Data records
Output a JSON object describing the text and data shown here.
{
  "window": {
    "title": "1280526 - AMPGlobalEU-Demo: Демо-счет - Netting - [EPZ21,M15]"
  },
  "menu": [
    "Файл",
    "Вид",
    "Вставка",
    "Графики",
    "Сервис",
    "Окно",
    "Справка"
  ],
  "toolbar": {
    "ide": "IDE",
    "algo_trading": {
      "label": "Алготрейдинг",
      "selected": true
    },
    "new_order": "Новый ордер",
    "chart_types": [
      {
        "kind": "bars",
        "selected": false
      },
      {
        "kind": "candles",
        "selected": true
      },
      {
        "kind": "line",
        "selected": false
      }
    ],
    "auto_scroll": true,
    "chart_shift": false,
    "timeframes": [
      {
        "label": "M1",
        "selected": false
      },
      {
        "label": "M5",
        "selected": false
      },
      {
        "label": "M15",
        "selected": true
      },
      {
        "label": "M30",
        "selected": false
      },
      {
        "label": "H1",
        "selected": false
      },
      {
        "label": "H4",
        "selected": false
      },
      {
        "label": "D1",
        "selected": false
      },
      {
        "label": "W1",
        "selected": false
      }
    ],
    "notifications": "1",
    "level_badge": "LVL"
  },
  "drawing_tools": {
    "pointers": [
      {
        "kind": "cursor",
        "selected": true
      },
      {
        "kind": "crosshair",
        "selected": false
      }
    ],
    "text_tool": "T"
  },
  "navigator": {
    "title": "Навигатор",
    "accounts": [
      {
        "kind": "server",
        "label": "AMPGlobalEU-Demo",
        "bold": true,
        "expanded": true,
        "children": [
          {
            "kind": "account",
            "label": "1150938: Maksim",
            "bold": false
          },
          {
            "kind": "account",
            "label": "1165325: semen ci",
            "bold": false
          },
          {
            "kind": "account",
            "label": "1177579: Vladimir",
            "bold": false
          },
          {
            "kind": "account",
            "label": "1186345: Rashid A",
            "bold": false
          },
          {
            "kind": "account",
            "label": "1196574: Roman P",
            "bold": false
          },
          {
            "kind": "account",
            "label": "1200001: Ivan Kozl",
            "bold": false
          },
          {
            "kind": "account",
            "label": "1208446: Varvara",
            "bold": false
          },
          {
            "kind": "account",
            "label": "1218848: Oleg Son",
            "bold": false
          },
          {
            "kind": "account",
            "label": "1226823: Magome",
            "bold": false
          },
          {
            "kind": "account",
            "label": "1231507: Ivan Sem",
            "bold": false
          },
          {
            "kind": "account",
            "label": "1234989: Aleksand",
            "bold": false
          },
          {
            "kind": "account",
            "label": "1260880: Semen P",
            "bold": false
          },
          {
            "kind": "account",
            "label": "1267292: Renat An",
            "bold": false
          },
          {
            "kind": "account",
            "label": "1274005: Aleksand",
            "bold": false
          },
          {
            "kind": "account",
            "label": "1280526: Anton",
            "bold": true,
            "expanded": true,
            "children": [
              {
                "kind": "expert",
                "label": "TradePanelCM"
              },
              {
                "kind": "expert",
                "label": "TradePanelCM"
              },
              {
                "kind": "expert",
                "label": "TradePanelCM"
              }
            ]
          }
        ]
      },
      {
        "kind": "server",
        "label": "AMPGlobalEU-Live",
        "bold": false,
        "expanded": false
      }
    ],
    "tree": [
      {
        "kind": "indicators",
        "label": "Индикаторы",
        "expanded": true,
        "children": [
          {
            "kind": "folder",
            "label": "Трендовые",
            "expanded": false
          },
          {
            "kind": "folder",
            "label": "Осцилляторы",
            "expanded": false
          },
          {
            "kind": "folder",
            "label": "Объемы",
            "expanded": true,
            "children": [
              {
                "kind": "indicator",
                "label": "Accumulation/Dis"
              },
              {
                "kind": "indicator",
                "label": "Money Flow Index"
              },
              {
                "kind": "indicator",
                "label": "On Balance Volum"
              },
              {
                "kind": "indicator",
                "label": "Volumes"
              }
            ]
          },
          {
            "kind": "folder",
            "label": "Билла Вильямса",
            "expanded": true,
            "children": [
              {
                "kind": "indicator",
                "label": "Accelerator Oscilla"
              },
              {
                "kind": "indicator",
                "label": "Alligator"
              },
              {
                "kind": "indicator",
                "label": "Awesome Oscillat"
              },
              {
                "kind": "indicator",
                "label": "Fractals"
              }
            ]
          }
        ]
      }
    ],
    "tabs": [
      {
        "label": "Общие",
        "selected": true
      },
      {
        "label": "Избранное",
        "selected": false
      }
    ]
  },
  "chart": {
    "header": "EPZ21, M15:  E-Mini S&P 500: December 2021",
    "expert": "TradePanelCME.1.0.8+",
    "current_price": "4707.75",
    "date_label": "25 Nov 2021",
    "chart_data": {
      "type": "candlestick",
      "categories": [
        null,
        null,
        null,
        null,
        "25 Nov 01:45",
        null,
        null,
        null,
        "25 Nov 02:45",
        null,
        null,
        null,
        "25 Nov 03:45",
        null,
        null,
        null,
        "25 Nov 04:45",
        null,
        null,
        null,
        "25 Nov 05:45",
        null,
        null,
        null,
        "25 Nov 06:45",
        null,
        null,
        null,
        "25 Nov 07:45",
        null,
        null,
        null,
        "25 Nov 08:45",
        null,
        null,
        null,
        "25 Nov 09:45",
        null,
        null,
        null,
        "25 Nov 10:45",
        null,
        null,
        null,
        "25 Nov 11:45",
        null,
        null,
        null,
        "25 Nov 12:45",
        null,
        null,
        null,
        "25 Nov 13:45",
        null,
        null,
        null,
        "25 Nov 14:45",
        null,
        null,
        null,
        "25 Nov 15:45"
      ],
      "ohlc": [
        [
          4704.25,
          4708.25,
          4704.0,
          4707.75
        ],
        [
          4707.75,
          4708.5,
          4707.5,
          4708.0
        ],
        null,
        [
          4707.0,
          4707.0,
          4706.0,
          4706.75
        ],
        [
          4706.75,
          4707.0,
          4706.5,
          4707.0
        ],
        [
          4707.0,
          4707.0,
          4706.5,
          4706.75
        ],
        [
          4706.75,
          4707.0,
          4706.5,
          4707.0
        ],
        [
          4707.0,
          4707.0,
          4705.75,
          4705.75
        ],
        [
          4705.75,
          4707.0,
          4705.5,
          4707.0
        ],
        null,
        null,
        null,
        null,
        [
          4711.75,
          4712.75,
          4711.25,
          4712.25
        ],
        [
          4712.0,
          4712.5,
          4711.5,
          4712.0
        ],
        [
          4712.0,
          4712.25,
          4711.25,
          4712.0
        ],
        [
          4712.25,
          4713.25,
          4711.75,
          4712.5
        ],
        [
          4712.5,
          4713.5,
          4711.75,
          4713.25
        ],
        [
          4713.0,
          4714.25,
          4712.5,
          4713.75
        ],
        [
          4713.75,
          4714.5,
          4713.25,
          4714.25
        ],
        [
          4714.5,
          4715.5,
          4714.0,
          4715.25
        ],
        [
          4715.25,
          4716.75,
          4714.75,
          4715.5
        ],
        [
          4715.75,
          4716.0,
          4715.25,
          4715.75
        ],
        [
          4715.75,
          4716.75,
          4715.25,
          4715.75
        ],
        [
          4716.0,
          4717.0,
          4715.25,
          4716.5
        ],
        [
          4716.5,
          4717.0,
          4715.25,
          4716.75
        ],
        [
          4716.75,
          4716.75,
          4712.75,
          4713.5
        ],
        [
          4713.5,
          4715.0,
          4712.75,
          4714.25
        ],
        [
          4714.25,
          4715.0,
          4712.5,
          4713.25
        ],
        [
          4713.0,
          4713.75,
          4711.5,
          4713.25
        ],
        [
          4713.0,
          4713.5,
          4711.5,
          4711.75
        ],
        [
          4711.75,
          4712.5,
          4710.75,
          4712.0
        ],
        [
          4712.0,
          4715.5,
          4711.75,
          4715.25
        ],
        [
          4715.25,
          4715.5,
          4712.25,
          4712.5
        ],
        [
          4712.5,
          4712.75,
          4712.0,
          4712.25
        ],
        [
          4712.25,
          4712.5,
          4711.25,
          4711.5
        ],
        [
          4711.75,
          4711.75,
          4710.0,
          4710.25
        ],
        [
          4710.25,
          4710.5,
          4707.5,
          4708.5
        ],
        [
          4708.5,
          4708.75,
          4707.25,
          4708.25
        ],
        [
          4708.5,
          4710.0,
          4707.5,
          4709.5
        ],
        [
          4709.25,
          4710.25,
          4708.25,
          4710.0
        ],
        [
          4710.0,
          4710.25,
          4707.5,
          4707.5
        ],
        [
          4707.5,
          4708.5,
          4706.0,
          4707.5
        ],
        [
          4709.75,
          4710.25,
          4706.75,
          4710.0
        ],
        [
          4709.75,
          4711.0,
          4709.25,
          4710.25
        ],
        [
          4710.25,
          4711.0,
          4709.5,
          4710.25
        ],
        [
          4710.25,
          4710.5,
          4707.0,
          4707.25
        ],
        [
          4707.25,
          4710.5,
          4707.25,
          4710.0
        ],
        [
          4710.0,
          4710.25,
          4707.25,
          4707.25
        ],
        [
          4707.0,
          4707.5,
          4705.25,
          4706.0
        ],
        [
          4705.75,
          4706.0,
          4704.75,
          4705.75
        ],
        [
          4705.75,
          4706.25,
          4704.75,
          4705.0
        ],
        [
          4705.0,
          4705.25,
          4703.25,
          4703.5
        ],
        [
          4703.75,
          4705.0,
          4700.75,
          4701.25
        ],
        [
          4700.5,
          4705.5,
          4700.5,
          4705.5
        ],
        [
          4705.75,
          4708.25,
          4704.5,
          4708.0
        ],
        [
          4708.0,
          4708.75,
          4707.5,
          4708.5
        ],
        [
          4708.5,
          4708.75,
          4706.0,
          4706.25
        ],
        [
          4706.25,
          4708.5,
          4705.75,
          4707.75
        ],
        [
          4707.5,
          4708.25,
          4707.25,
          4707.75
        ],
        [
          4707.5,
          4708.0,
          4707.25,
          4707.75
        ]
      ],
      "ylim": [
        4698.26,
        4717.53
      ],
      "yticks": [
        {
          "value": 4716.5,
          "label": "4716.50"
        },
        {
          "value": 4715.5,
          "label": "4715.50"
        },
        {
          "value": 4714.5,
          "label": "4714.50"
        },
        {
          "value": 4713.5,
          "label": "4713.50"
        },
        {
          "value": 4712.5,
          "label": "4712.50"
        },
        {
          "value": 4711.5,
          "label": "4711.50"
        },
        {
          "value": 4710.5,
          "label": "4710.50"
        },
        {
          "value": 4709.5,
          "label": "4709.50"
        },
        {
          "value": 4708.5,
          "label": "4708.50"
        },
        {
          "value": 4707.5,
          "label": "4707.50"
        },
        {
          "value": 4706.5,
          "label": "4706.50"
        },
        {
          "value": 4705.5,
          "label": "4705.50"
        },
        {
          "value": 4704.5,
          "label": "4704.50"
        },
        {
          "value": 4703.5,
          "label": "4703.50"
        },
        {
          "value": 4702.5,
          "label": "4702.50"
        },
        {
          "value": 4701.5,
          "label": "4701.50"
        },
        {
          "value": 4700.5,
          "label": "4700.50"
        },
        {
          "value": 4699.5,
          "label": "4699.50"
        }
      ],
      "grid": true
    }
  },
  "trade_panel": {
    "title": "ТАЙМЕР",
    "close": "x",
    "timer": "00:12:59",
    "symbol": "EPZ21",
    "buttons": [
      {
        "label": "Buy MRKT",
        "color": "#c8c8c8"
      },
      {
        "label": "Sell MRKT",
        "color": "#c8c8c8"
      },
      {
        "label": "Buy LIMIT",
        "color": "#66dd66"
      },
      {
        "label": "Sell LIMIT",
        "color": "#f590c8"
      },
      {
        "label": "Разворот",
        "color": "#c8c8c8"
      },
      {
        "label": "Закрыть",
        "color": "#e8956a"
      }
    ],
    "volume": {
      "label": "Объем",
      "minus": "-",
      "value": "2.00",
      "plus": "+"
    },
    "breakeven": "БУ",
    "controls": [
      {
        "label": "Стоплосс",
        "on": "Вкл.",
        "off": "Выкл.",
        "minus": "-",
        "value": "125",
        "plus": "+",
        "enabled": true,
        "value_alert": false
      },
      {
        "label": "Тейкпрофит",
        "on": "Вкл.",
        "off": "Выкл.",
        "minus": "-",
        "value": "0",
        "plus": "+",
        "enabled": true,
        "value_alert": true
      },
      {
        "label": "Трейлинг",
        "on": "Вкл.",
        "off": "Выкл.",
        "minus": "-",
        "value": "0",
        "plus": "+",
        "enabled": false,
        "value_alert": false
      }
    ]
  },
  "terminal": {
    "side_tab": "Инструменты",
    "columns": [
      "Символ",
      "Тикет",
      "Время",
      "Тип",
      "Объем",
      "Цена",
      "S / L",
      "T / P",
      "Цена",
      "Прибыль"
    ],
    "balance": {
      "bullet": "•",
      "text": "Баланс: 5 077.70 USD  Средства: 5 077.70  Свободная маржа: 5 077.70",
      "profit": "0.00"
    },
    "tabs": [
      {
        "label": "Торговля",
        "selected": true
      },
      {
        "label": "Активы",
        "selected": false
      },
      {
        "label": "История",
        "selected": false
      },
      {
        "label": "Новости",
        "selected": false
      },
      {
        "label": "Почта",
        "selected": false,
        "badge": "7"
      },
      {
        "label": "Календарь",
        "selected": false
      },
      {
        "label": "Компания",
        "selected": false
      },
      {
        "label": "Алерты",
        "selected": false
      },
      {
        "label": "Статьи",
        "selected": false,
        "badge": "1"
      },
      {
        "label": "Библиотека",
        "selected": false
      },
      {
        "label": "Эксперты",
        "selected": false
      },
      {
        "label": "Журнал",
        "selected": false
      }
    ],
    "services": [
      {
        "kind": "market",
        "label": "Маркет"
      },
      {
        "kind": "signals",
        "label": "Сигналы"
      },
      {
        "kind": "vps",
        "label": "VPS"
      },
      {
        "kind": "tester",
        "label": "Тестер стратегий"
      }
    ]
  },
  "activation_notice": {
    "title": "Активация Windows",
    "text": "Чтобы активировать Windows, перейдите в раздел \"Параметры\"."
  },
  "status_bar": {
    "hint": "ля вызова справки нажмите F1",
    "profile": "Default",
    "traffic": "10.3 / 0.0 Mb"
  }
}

Task statement
Locate all lines in the listing above with the word "Ivan". Copy them.

Solution for this problem
            "label": "1200001: Ivan Kozl",
            "label": "1231507: Ivan Sem",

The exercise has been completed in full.